--- START OF Material provided ---

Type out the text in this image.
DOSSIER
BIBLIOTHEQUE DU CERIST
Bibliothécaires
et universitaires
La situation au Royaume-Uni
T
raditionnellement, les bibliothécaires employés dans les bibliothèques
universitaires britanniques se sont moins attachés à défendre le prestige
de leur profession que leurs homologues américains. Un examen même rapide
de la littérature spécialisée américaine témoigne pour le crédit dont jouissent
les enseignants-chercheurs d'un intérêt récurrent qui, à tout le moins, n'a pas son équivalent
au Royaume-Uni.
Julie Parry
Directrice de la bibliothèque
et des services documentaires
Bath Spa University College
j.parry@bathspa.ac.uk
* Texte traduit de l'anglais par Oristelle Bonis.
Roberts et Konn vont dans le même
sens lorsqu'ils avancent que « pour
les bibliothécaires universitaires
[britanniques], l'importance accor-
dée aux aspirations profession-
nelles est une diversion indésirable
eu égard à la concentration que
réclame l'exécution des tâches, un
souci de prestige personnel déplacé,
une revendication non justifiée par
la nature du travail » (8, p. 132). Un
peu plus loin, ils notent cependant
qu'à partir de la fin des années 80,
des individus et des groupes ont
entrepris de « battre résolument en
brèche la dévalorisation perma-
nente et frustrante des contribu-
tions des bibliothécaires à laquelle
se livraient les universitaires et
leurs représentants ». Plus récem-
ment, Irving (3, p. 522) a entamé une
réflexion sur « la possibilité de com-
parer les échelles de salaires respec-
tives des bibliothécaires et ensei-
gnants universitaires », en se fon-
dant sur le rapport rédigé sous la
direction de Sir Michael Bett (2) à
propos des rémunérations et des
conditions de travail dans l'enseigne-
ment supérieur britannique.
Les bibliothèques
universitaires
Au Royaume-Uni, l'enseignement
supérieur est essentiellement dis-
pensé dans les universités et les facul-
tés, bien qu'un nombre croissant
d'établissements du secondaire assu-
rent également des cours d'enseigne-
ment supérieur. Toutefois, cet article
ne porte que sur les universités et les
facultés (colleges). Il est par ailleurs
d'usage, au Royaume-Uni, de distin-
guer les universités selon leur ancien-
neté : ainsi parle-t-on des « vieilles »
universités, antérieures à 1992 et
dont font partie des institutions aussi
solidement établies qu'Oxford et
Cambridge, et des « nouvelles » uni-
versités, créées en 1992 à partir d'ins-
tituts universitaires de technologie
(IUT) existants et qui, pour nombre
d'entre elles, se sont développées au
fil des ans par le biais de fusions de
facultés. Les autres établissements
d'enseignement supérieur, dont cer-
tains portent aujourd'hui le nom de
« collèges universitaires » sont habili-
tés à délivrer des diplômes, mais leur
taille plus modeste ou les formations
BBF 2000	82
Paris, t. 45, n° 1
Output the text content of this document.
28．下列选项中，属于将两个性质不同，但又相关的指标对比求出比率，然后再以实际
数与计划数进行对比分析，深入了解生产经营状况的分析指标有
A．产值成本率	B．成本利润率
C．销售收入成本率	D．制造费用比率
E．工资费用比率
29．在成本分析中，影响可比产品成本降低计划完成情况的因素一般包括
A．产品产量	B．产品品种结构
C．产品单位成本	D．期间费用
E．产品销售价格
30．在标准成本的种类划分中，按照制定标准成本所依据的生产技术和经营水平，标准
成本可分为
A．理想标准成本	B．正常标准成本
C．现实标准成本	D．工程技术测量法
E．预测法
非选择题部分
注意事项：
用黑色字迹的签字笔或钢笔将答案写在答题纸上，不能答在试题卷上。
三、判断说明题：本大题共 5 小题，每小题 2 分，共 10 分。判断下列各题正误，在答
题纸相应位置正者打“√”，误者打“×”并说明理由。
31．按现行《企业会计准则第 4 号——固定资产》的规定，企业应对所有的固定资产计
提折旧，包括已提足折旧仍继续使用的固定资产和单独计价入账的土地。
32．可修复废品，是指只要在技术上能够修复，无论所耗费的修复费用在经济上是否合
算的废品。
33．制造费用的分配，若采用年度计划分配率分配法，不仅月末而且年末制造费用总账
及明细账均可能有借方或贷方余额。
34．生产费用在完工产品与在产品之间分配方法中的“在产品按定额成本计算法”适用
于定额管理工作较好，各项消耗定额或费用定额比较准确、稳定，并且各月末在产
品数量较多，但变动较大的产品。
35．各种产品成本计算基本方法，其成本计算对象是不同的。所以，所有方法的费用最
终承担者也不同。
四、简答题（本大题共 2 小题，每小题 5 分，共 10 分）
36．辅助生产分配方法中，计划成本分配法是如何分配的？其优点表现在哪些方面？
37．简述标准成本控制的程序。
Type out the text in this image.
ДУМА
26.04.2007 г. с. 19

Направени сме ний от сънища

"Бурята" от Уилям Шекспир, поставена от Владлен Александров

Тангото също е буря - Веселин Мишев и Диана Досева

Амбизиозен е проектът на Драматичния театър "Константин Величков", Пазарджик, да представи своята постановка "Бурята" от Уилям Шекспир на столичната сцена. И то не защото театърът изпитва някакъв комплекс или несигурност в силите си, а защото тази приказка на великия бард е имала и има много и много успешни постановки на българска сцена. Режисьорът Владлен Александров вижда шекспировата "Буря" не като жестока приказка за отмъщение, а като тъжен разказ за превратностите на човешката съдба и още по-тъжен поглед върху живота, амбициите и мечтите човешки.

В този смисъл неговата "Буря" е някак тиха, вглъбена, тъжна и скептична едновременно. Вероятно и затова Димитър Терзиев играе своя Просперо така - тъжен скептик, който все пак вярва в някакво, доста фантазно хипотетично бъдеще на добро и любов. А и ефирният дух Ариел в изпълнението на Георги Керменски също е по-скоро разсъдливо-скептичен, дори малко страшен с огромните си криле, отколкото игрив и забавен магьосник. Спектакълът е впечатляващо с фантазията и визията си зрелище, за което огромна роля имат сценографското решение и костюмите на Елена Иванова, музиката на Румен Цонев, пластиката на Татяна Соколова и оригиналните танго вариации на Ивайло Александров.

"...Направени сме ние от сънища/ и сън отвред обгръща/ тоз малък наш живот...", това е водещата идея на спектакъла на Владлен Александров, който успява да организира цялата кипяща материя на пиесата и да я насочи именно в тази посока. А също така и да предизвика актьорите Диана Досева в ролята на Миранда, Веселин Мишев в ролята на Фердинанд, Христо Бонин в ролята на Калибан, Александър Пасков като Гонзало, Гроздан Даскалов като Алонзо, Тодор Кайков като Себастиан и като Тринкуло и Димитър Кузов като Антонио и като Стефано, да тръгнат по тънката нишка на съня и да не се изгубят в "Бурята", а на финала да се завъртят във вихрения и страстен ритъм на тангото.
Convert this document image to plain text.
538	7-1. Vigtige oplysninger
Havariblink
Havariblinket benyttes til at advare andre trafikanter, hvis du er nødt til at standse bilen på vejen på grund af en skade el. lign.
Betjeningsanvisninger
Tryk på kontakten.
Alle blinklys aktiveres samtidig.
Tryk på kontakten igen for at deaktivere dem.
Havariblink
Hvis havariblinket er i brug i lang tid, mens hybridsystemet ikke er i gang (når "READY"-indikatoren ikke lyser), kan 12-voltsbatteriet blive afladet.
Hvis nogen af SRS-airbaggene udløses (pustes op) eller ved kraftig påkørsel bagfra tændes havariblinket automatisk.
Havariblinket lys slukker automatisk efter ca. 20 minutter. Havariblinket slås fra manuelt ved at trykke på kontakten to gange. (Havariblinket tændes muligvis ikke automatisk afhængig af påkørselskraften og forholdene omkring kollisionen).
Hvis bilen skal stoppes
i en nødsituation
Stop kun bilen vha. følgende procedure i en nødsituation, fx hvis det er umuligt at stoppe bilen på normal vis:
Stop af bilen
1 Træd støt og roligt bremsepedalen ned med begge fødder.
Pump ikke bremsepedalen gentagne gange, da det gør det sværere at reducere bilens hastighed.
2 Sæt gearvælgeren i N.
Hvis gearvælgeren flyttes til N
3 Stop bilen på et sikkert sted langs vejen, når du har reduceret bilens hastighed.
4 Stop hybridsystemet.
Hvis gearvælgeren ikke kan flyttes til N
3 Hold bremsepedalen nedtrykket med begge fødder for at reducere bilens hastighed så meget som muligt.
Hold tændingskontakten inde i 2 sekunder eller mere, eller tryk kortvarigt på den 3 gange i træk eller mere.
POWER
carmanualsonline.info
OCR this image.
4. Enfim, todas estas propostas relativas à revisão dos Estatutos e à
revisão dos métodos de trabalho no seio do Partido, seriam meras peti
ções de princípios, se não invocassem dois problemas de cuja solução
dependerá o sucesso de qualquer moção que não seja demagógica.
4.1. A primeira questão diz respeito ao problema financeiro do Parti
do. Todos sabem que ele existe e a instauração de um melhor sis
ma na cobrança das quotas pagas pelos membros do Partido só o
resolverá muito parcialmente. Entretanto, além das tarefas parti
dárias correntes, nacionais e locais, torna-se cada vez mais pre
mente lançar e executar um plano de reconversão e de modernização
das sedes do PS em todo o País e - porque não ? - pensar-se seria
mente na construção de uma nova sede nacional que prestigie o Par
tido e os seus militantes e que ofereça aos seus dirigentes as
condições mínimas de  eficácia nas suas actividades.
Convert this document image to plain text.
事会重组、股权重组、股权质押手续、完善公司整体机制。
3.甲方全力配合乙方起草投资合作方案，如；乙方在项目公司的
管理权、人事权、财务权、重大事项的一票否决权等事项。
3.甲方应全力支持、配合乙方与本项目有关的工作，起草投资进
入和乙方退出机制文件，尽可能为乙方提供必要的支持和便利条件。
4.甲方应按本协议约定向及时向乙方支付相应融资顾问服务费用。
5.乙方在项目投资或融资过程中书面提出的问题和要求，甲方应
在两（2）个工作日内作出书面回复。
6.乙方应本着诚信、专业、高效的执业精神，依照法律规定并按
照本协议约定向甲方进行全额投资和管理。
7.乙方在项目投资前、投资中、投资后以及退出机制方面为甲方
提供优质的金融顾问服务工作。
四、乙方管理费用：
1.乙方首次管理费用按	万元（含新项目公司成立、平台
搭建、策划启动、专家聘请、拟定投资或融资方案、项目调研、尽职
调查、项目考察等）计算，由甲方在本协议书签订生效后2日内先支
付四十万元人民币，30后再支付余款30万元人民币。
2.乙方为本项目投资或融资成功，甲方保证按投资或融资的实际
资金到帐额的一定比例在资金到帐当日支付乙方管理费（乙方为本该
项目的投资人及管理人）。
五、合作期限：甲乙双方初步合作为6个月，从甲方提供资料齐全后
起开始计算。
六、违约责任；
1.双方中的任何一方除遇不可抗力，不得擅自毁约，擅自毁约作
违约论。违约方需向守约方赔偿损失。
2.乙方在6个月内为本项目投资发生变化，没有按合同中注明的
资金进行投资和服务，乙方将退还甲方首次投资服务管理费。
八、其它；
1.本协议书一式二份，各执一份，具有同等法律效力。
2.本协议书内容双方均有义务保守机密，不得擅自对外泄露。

--- END OF Material provided ---

Look above for every line with the word "begge" and copy it.

1 Træd støt og roligt bremsepedalen ned med begge fødder.
3 Hold bremsepedalen nedtrykket med begge fødder for at reducere bilens hastighed så meget som muligt.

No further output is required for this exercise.